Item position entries
>>>
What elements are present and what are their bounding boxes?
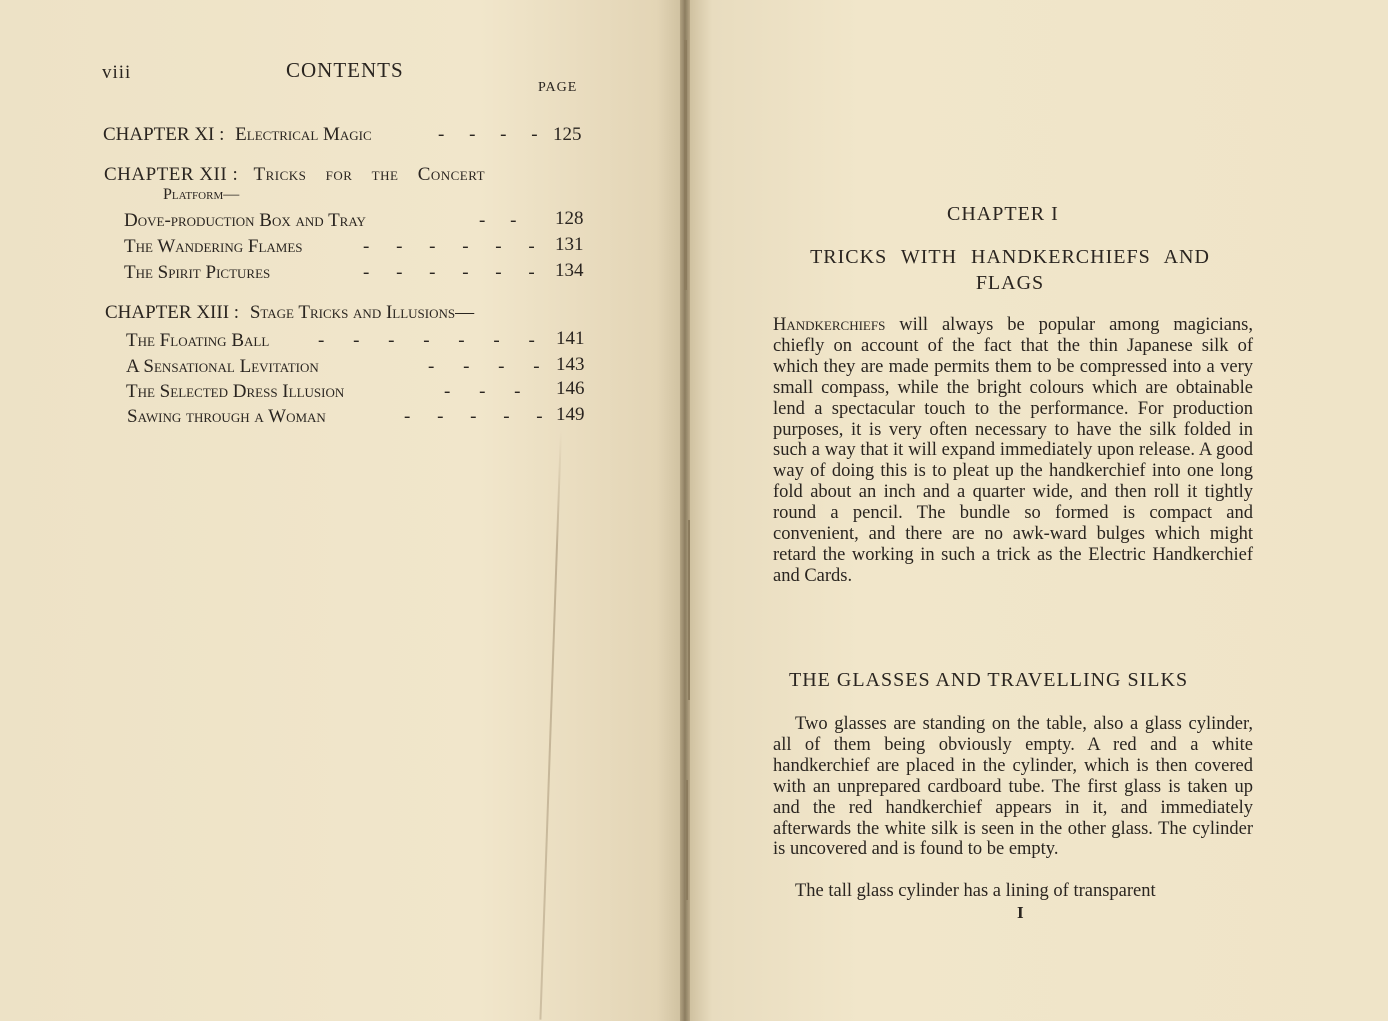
toc-entry-floating-ball: The Floating Ball: [126, 330, 270, 351]
toc-chapter-label: CHAPTER XII :: [104, 164, 239, 185]
toc-entry-spirit-pictures: The Spirit Pictures: [124, 262, 271, 283]
toc-entry-chapter-xii: [104, 164, 485, 186]
section-paragraph-1: Two glasses are standing on the table, also a glass cylinder, all of them being obviously empty. A red and a white handkerchief are placed in the cylinder, which is then covered with an unprepared cardboard tube. The first glass is taken up and the red handkerchief appears in it, and immediately afterwards the white silk is seen in the other glass. The cylinder is uncovered and is found to be empty.: [773, 714, 1253, 860]
toc-page-number: 134: [555, 260, 584, 281]
toc-dashes: - - - -: [438, 124, 548, 145]
intro-body: will always be popular among magicians, chiefly on account of the fact that the thin Japanese silk of which they are made permits them to be compressed into a very small compass, while the bright colours which are obtainable lend a spectacular touch to the performance. For production purposes, it is very often necessary to have the silk folded in such a way that it will expand immediately upon release. A good way of doing this is to pleat up the handkerchief into one long fold about an inch and a quarter wide, and then roll it tightly round a pencil. The bundle so formed is compact and convenient, and there are no awk-ward bulges which might retard the working in such a trick as the Electric Handkerchief and Cards.: [773, 315, 1253, 586]
toc-dashes-text: - - - - - -: [363, 262, 546, 283]
toc-dashes-text: - - - - - - -: [318, 330, 547, 351]
binding-thread-bottom: [686, 780, 688, 900]
toc-dashes-text: - - -: [444, 381, 533, 402]
page-column-label: PAGE: [538, 80, 578, 95]
intro-paragraph: [773, 315, 1253, 587]
toc-dashes: [479, 210, 526, 232]
toc-entry-title: Tricks for the Concert: [253, 164, 486, 185]
toc-entry-sawing-woman: Sawing through a Woman: [127, 406, 326, 427]
toc-dashes-text: - -: [479, 210, 527, 231]
chapter-title-line-1: TRICKS WITH HANDKERCHIEFS AND: [810, 246, 1210, 268]
binding-thread-top: [684, 40, 687, 290]
toc-chapter-label: CHAPTER XIII :: [105, 302, 240, 323]
toc-entry-title-continued: Platform—: [163, 186, 240, 203]
toc-entry-title: Electrical Magic: [235, 124, 372, 145]
toc-dashes: [404, 406, 554, 428]
toc-page-number: 128: [555, 208, 584, 229]
toc-page-number: 125: [553, 124, 582, 145]
toc-entry-wandering-flames: The Wandering Flames: [124, 236, 303, 257]
toc-dashes: [363, 236, 546, 258]
section-paragraph-2: The tall glass cylinder has a lining of transparent: [795, 881, 1156, 901]
toc-dashes: [444, 381, 532, 403]
intro-lead-word: Handkerchiefs: [773, 315, 886, 335]
toc-entry-chapter-xiii: [105, 302, 474, 324]
toc-page-number: 131: [555, 234, 584, 255]
toc-entry-dove-production: Dove-production Box and Tray: [124, 210, 366, 231]
page-folio-left: viii: [102, 62, 132, 83]
toc-entry-title: Stage Tricks and Illusions—: [249, 302, 475, 323]
chapter-number: CHAPTER I: [947, 203, 1059, 225]
toc-page-number: 141: [556, 328, 585, 349]
page-crease: [539, 430, 562, 1020]
toc-page-number: 143: [556, 354, 585, 375]
toc-page-number: 149: [556, 404, 585, 425]
toc-dashes-text: - - - - - -: [363, 236, 546, 257]
toc-dashes: [363, 262, 546, 284]
toc-page-number: 146: [556, 378, 585, 399]
section-title: THE GLASSES AND TRAVELLING SILKS: [789, 669, 1189, 691]
toc-chapter-label: CHAPTER XI :: [103, 124, 225, 145]
toc-dashes: [428, 356, 552, 378]
toc-entry-selected-dress: The Selected Dress Illusion: [126, 381, 345, 402]
toc-entry-chapter-xi: [103, 124, 372, 146]
binding-thread-middle: [688, 520, 690, 700]
left-page: [0, 0, 684, 1021]
chapter-title: [780, 244, 1240, 296]
page-folio-right: I: [1017, 903, 1024, 922]
chapter-title-line-2: FLAGS: [975, 272, 1045, 294]
toc-dashes-text: - - - - -: [404, 406, 554, 427]
toc-dashes: [318, 330, 547, 352]
toc-leader-dashes: [438, 124, 548, 146]
toc-entry-sensational-levitation: A Sensational Levitation: [126, 356, 319, 377]
toc-dashes-text: - - - -: [428, 356, 552, 377]
contents-heading: CONTENTS: [286, 58, 404, 82]
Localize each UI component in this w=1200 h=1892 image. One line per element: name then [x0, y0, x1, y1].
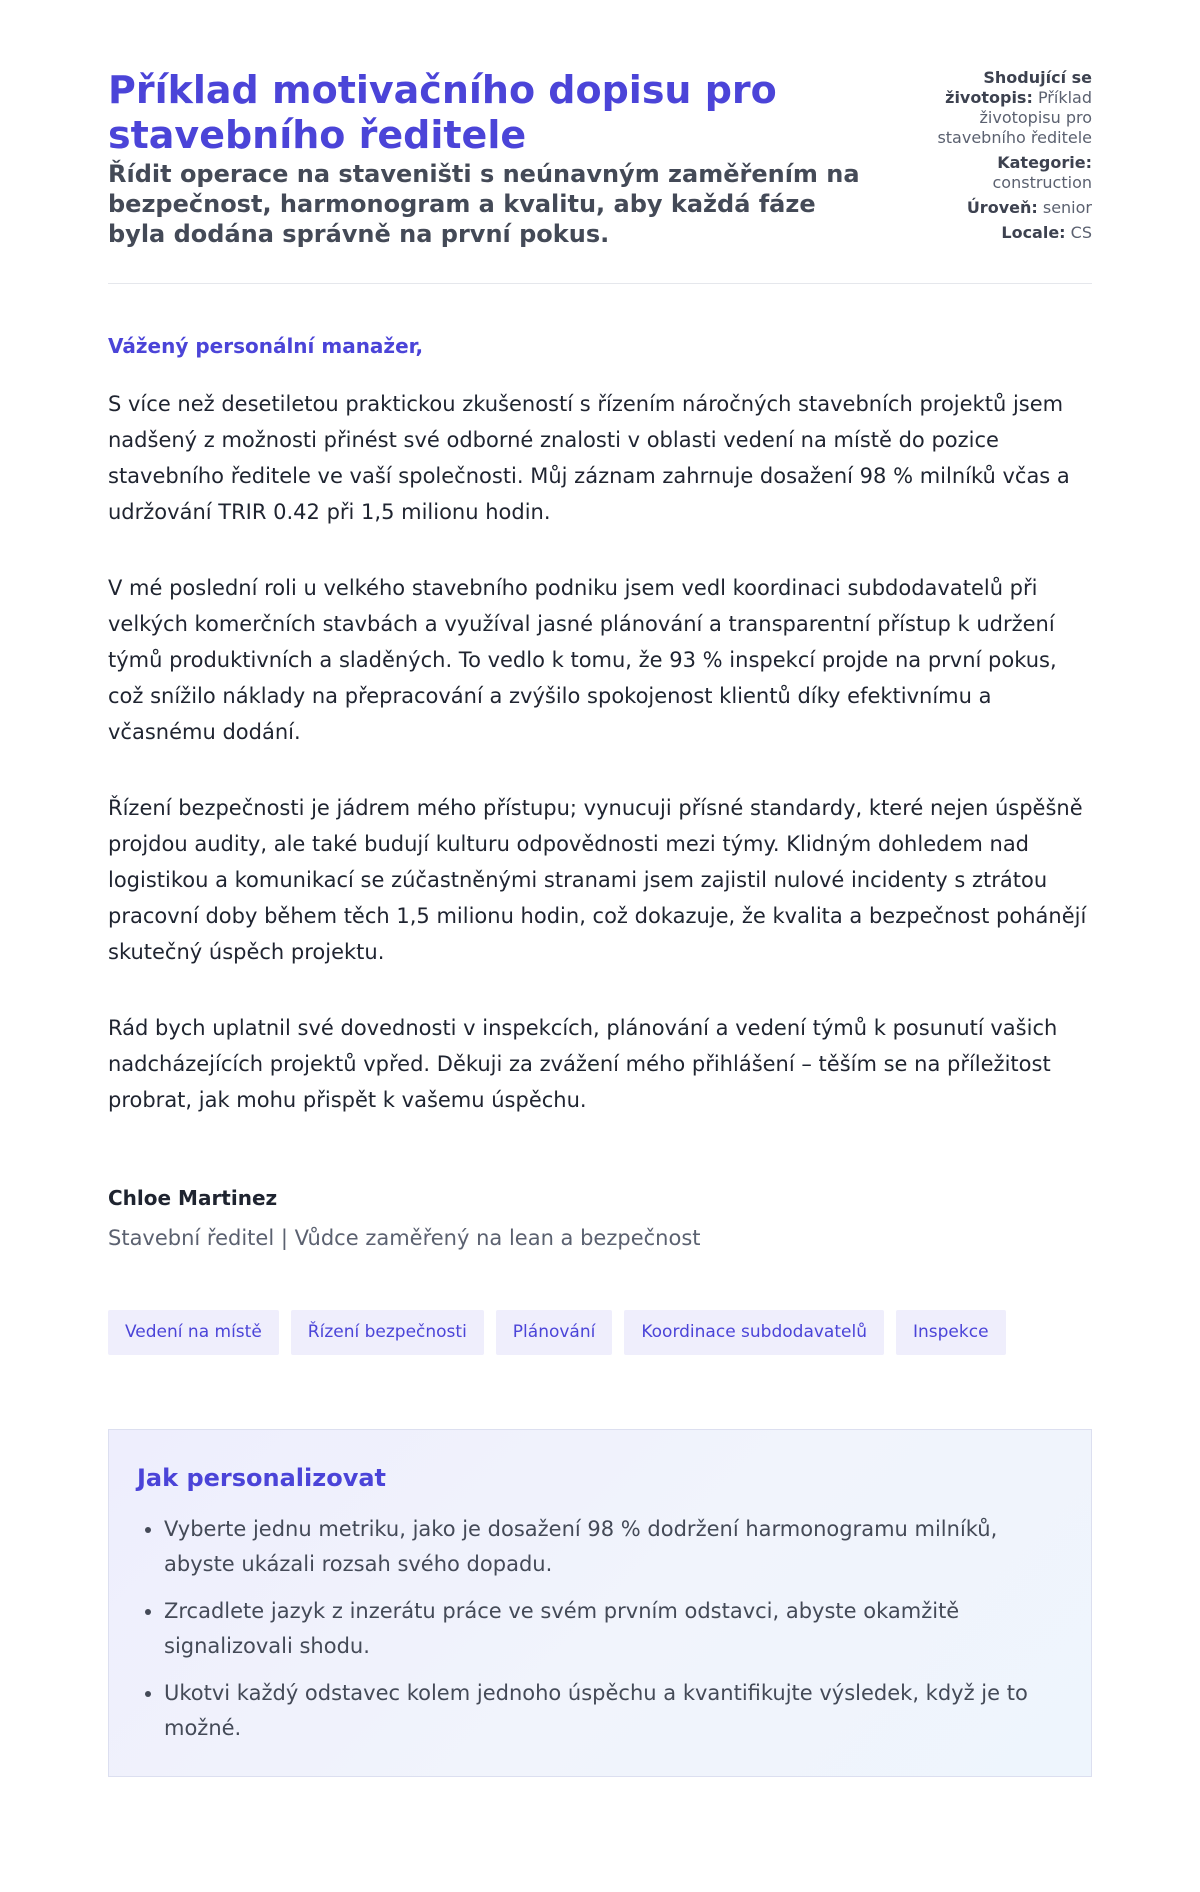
<<<
• TASK OBJECTIVE: Please quote all of the data above word for word, omitting the pictures.

• RESPONSE BELOW:
What elements are present and what are their bounding boxes?
toc-entry-floating-ball: The Floating Ball: [126, 330, 270, 351]
toc-chapter-label: CHAPTER XII :: [104, 164, 239, 185]
toc-entry-spirit-pictures: The Spirit Pictures: [124, 262, 271, 283]
toc-entry-chapter-xii: [104, 164, 485, 186]
section-paragraph-1: Two glasses are standing on the table, also a glass cylinder, all of them being obviously empty. A red and a white handkerchief are placed in the cylinder, which is then covered with an unprepared cardboard tube. The first glass is taken up and the red handkerchief appears in it, and immediately afterwards the white silk is seen in the other glass. The cylinder is uncovered and is found to be empty.: [773, 714, 1253, 860]
toc-page-number: 134: [555, 260, 584, 281]
toc-dashes: - - - -: [438, 124, 548, 145]
intro-body: will always be popular among magicians, chiefly on account of the fact that the thin Japanese silk of which they are made permits them to be compressed into a very small compass, while the bright colours which are obtainable lend a spectacular touch to the performance. For production purposes, it is very often necessary to have the silk folded in such a way that it will expand immediately upon release. A good way of doing this is to pleat up the handkerchief into one long fold about an inch and a quarter wide, and then roll it tightly round a pencil. The bundle so formed is compact and convenient, and there are no awk-ward bulges which might retard the working in such a trick as the Electric Handkerchief and Cards.: [773, 315, 1253, 586]
toc-dashes-text: - - - - - -: [363, 262, 546, 283]
toc-dashes-text: - - - - - - -: [318, 330, 547, 351]
binding-thread-bottom: [686, 780, 688, 900]
toc-dashes-text: - - -: [444, 381, 533, 402]
page-column-label: PAGE: [538, 80, 578, 95]
intro-paragraph: [773, 315, 1253, 587]
toc-dashes: [479, 210, 526, 232]
toc-entry-title: Tricks for the Concert: [253, 164, 486, 185]
toc-entry-sawing-woman: Sawing through a Woman: [127, 406, 326, 427]
toc-dashes-text: - -: [479, 210, 527, 231]
chapter-title-line-1: TRICKS WITH HANDKERCHIEFS AND: [810, 246, 1210, 268]
binding-thread-top: [684, 40, 687, 290]
toc-chapter-label: CHAPTER XIII :: [105, 302, 240, 323]
toc-entry-title-continued: Platform—: [163, 186, 240, 203]
toc-entry-title: Electrical Magic: [235, 124, 372, 145]
toc-dashes: [404, 406, 554, 428]
toc-page-number: 128: [555, 208, 584, 229]
toc-page-number: 125: [553, 124, 582, 145]
toc-entry-wandering-flames: The Wandering Flames: [124, 236, 303, 257]
toc-dashes: [363, 236, 546, 258]
section-paragraph-2: The tall glass cylinder has a lining of transparent: [795, 881, 1156, 901]
toc-dashes: [444, 381, 532, 403]
intro-lead-word: Handkerchiefs: [773, 315, 886, 335]
toc-entry-chapter-xiii: [105, 302, 474, 324]
toc-page-number: 131: [555, 234, 584, 255]
toc-entry-dove-production: Dove-production Box and Tray: [124, 210, 366, 231]
page-folio-left: viii: [102, 62, 132, 83]
toc-entry-title: Stage Tricks and Illusions—: [249, 302, 475, 323]
chapter-number: CHAPTER I: [947, 203, 1059, 225]
toc-page-number: 141: [556, 328, 585, 349]
page-crease: [539, 430, 562, 1020]
toc-page-number: 143: [556, 354, 585, 375]
toc-page-number: 149: [556, 404, 585, 425]
toc-dashes-text: - - - - - -: [363, 236, 546, 257]
toc-dashes: [363, 262, 546, 284]
toc-page-number: 146: [556, 378, 585, 399]
section-title: THE GLASSES AND TRAVELLING SILKS: [789, 669, 1189, 691]
toc-chapter-label: CHAPTER XI :: [103, 124, 225, 145]
toc-dashes: [428, 356, 552, 378]
toc-entry-selected-dress: The Selected Dress Illusion: [126, 381, 345, 402]
toc-entry-chapter-xi: [103, 124, 372, 146]
binding-thread-middle: [688, 520, 690, 700]
left-page: [0, 0, 684, 1021]
chapter-title: [780, 244, 1240, 296]
page-folio-right: I: [1017, 903, 1024, 922]
chapter-title-line-2: FLAGS: [975, 272, 1045, 294]
toc-dashes-text: - - - - -: [404, 406, 554, 427]
toc-dashes: [318, 330, 547, 352]
toc-leader-dashes: [438, 124, 548, 146]
toc-entry-sensational-levitation: A Sensational Levitation: [126, 356, 319, 377]
toc-dashes-text: - - - -: [428, 356, 552, 377]
contents-heading: CONTENTS: [286, 58, 404, 82]
Localize each UI component in this w=1200 h=1892 image. One line per element: name then [x0, y0, x1, y1].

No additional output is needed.